== PROBLEM TO SOLVE ==
Transcribe all the records with complete accuracy.

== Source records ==
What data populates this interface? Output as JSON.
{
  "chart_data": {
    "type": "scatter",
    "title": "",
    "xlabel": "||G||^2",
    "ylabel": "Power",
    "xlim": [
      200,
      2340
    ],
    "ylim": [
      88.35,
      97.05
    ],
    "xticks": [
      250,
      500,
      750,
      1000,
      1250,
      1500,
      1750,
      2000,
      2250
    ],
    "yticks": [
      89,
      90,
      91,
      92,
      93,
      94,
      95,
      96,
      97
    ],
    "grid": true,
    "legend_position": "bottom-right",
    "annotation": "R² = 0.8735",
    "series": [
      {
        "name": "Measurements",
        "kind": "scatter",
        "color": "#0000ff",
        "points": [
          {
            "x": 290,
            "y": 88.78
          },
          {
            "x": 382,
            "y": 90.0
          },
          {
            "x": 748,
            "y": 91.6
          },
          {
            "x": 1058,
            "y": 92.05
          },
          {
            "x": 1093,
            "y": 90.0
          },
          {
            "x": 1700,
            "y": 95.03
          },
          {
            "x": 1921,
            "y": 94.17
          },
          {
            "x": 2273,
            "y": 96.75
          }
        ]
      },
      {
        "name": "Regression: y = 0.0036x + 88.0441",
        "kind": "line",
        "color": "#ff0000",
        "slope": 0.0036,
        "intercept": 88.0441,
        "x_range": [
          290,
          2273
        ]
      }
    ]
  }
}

== FINAL RESULT ==
What data populates this interface? Output as JSON.
{
  "chart_data": {
    "type": "scatter",
    "title": "",
    "xlabel": "||G||^2",
    "ylabel": "Power",
    "xlim": [
      200,
      2340
    ],
    "ylim": [
      88.35,
      97.05
    ],
    "xticks": [
      250,
      500,
      750,
      1000,
      1250,
      1500,
      1750,
      2000,
      2250
    ],
    "yticks": [
      89,
      90,
      91,
      92,
      93,
      94,
      95,
      96,
      97
    ],
    "grid": true,
    "legend_position": "bottom-right",
    "annotation": "R² = 0.8735",
    "series": [
      {
        "name": "Measurements",
        "kind": "scatter",
        "color": "#0000ff",
        "points": [
          {
            "x": 290,
            "y": 88.78
          },
          {
            "x": 382,
            "y": 90.0
          },
          {
            "x": 748,
            "y": 91.6
          },
          {
            "x": 1058,
            "y": 92.05
          },
          {
            "x": 1093,
            "y": 90.0
          },
          {
            "x": 1700,
            "y": 95.03
          },
          {
            "x": 1921,
            "y": 94.17
          },
          {
            "x": 2273,
            "y": 96.75
          }
        ]
      },
      {
        "name": "Regression: y = 0.0036x + 88.0441",
        "kind": "line",
        "color": "#ff0000",
        "slope": 0.0036,
        "intercept": 88.0441,
        "x_range": [
          290,
          2273
        ]
      }
    ]
  }
}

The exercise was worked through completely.